* start Records *
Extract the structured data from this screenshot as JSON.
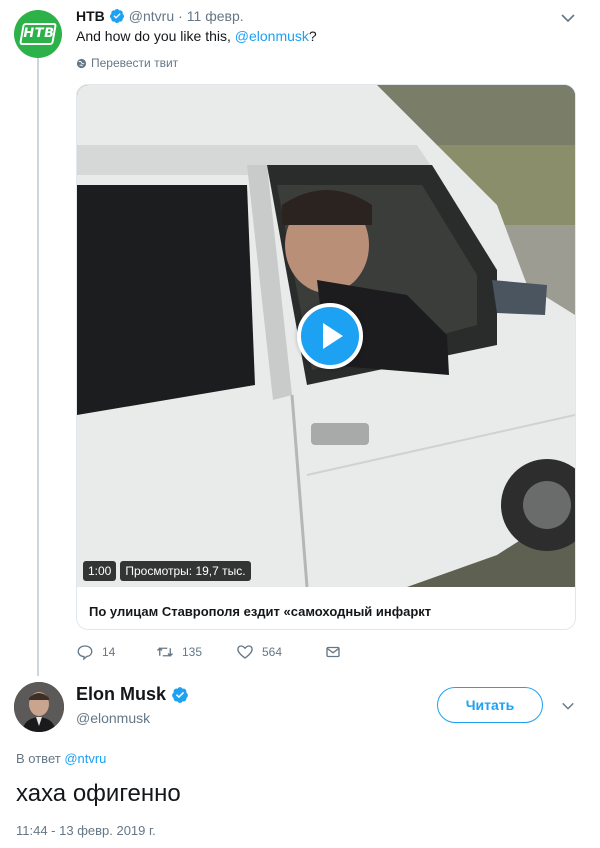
{
  "original_tweet": {
    "author_name": "НТВ",
    "handle": "@ntvru",
    "separator": "·",
    "date": "11 февр.",
    "text_prefix": "And how do you like this, ",
    "text_mention": "@elonmusk",
    "text_suffix": "?",
    "translate_label": "Перевести твит",
    "avatar_logo_text": "НТВ",
    "media": {
      "duration": "1:00",
      "views": "Просмотры: 19,7 тыс.",
      "card_title": "По улицам Ставрополя ездит «самоходный инфаркт"
    },
    "actions": {
      "replies": "14",
      "retweets": "135",
      "likes": "564"
    }
  },
  "reply_tweet": {
    "author_name": "Elon Musk",
    "handle": "@elonmusk",
    "follow_label": "Читать",
    "reply_to_prefix": "В ответ ",
    "reply_to_handle": "@ntvru",
    "text": "хаха офигенно",
    "timestamp": "11:44 - 13 февр. 2019 г."
  },
  "colors": {
    "accent": "#1da1f2",
    "ntv_green": "#2db149",
    "secondary_text": "#657786",
    "border": "#e1e8ed"
  },
  "icons": [
    "verified-badge-icon",
    "chevron-down-icon",
    "globe-icon",
    "play-icon",
    "reply-icon",
    "retweet-icon",
    "like-icon",
    "message-icon"
  ]
}
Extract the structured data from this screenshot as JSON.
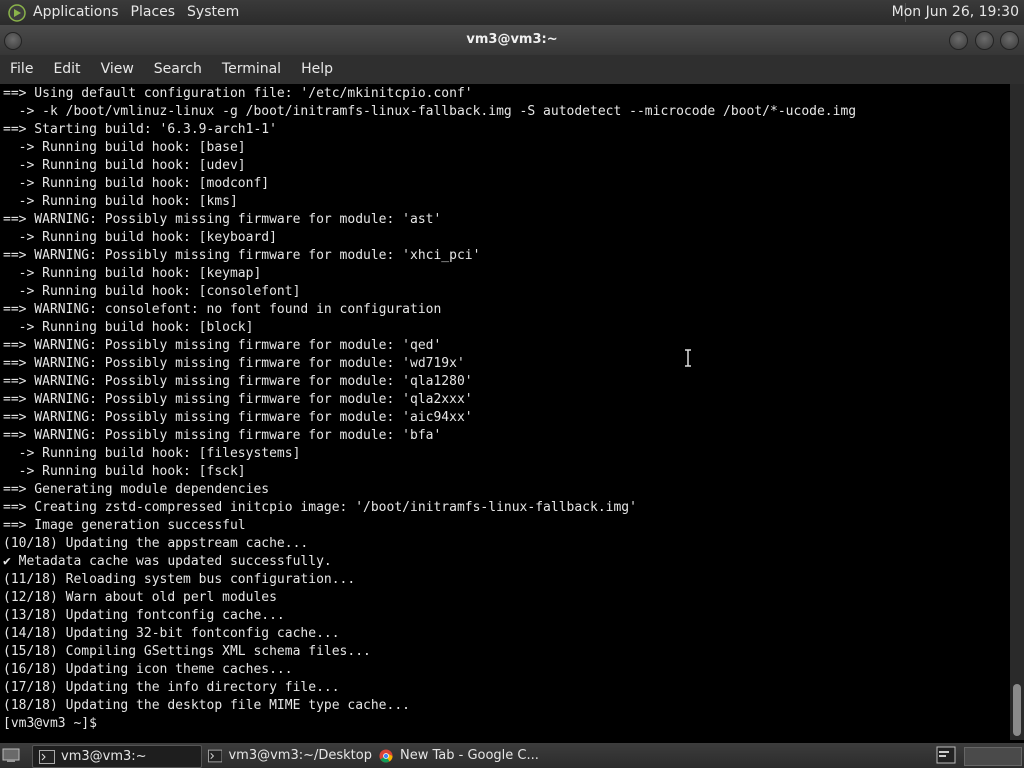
{
  "top_panel": {
    "menus": [
      "Applications",
      "Places",
      "System"
    ],
    "clock": "Mon Jun 26, 19:30"
  },
  "window": {
    "title": "vm3@vm3:~",
    "menu": [
      "File",
      "Edit",
      "View",
      "Search",
      "Terminal",
      "Help"
    ]
  },
  "terminal": {
    "lines": [
      "==> Using default configuration file: '/etc/mkinitcpio.conf'",
      "  -> -k /boot/vmlinuz-linux -g /boot/initramfs-linux-fallback.img -S autodetect --microcode /boot/*-ucode.img",
      "==> Starting build: '6.3.9-arch1-1'",
      "  -> Running build hook: [base]",
      "  -> Running build hook: [udev]",
      "  -> Running build hook: [modconf]",
      "  -> Running build hook: [kms]",
      "==> WARNING: Possibly missing firmware for module: 'ast'",
      "  -> Running build hook: [keyboard]",
      "==> WARNING: Possibly missing firmware for module: 'xhci_pci'",
      "  -> Running build hook: [keymap]",
      "  -> Running build hook: [consolefont]",
      "==> WARNING: consolefont: no font found in configuration",
      "  -> Running build hook: [block]",
      "==> WARNING: Possibly missing firmware for module: 'qed'",
      "==> WARNING: Possibly missing firmware for module: 'wd719x'",
      "==> WARNING: Possibly missing firmware for module: 'qla1280'",
      "==> WARNING: Possibly missing firmware for module: 'qla2xxx'",
      "==> WARNING: Possibly missing firmware for module: 'aic94xx'",
      "==> WARNING: Possibly missing firmware for module: 'bfa'",
      "  -> Running build hook: [filesystems]",
      "  -> Running build hook: [fsck]",
      "==> Generating module dependencies",
      "==> Creating zstd-compressed initcpio image: '/boot/initramfs-linux-fallback.img'",
      "==> Image generation successful",
      "(10/18) Updating the appstream cache...",
      "✔ Metadata cache was updated successfully.",
      "(11/18) Reloading system bus configuration...",
      "(12/18) Warn about old perl modules",
      "(13/18) Updating fontconfig cache...",
      "(14/18) Updating 32-bit fontconfig cache...",
      "(15/18) Compiling GSettings XML schema files...",
      "(16/18) Updating icon theme caches...",
      "(17/18) Updating the info directory file...",
      "(18/18) Updating the desktop file MIME type cache...",
      "[vm3@vm3 ~]$ "
    ]
  },
  "taskbar": {
    "tasks": [
      {
        "label": "vm3@vm3:~",
        "icon": "terminal-icon",
        "active": true
      },
      {
        "label": "vm3@vm3:~/Desktop",
        "icon": "terminal-icon",
        "active": false
      },
      {
        "label": "New Tab - Google C...",
        "icon": "chrome-icon",
        "active": false
      }
    ]
  }
}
* end Records *
Objective: Write out each entry exactly as given, but skip the pictures.

The result:
Extract the structured data from this screenshot as JSON.
{
  "original_tweet": {
    "author_name": "НТВ",
    "handle": "@ntvru",
    "separator": "·",
    "date": "11 февр.",
    "text_prefix": "And how do you like this, ",
    "text_mention": "@elonmusk",
    "text_suffix": "?",
    "translate_label": "Перевести твит",
    "avatar_logo_text": "НТВ",
    "media": {
      "duration": "1:00",
      "views": "Просмотры: 19,7 тыс.",
      "card_title": "По улицам Ставрополя ездит «самоходный инфаркт"
    },
    "actions": {
      "replies": "14",
      "retweets": "135",
      "likes": "564"
    }
  },
  "reply_tweet": {
    "author_name": "Elon Musk",
    "handle": "@elonmusk",
    "follow_label": "Читать",
    "reply_to_prefix": "В ответ ",
    "reply_to_handle": "@ntvru",
    "text": "хаха офигенно",
    "timestamp": "11:44 - 13 февр. 2019 г."
  },
  "colors": {
    "accent": "#1da1f2",
    "ntv_green": "#2db149",
    "secondary_text": "#657786",
    "border": "#e1e8ed"
  },
  "icons": [
    "verified-badge-icon",
    "chevron-down-icon",
    "globe-icon",
    "play-icon",
    "reply-icon",
    "retweet-icon",
    "like-icon",
    "message-icon"
  ]
}
Extract the structured data from this screenshot as JSON.
{
  "top_panel": {
    "menus": [
      "Applications",
      "Places",
      "System"
    ],
    "clock": "Mon Jun 26, 19:30"
  },
  "window": {
    "title": "vm3@vm3:~",
    "menu": [
      "File",
      "Edit",
      "View",
      "Search",
      "Terminal",
      "Help"
    ]
  },
  "terminal": {
    "lines": [
      "==> Using default configuration file: '/etc/mkinitcpio.conf'",
      "  -> -k /boot/vmlinuz-linux -g /boot/initramfs-linux-fallback.img -S autodetect --microcode /boot/*-ucode.img",
      "==> Starting build: '6.3.9-arch1-1'",
      "  -> Running build hook: [base]",
      "  -> Running build hook: [udev]",
      "  -> Running build hook: [modconf]",
      "  -> Running build hook: [kms]",
      "==> WARNING: Possibly missing firmware for module: 'ast'",
      "  -> Running build hook: [keyboard]",
      "==> WARNING: Possibly missing firmware for module: 'xhci_pci'",
      "  -> Running build hook: [keymap]",
      "  -> Running build hook: [consolefont]",
      "==> WARNING: consolefont: no font found in configuration",
      "  -> Running build hook: [block]",
      "==> WARNING: Possibly missing firmware for module: 'qed'",
      "==> WARNING: Possibly missing firmware for module: 'wd719x'",
      "==> WARNING: Possibly missing firmware for module: 'qla1280'",
      "==> WARNING: Possibly missing firmware for module: 'qla2xxx'",
      "==> WARNING: Possibly missing firmware for module: 'aic94xx'",
      "==> WARNING: Possibly missing firmware for module: 'bfa'",
      "  -> Running build hook: [filesystems]",
      "  -> Running build hook: [fsck]",
      "==> Generating module dependencies",
      "==> Creating zstd-compressed initcpio image: '/boot/initramfs-linux-fallback.img'",
      "==> Image generation successful",
      "(10/18) Updating the appstream cache...",
      "✔ Metadata cache was updated successfully.",
      "(11/18) Reloading system bus configuration...",
      "(12/18) Warn about old perl modules",
      "(13/18) Updating fontconfig cache...",
      "(14/18) Updating 32-bit fontconfig cache...",
      "(15/18) Compiling GSettings XML schema files...",
      "(16/18) Updating icon theme caches...",
      "(17/18) Updating the info directory file...",
      "(18/18) Updating the desktop file MIME type cache...",
      "[vm3@vm3 ~]$ "
    ]
  },
  "taskbar": {
    "tasks": [
      {
        "label": "vm3@vm3:~",
        "icon": "terminal-icon",
        "active": true
      },
      {
        "label": "vm3@vm3:~/Desktop",
        "icon": "terminal-icon",
        "active": false
      },
      {
        "label": "New Tab - Google C...",
        "icon": "chrome-icon",
        "active": false
      }
    ]
  }
}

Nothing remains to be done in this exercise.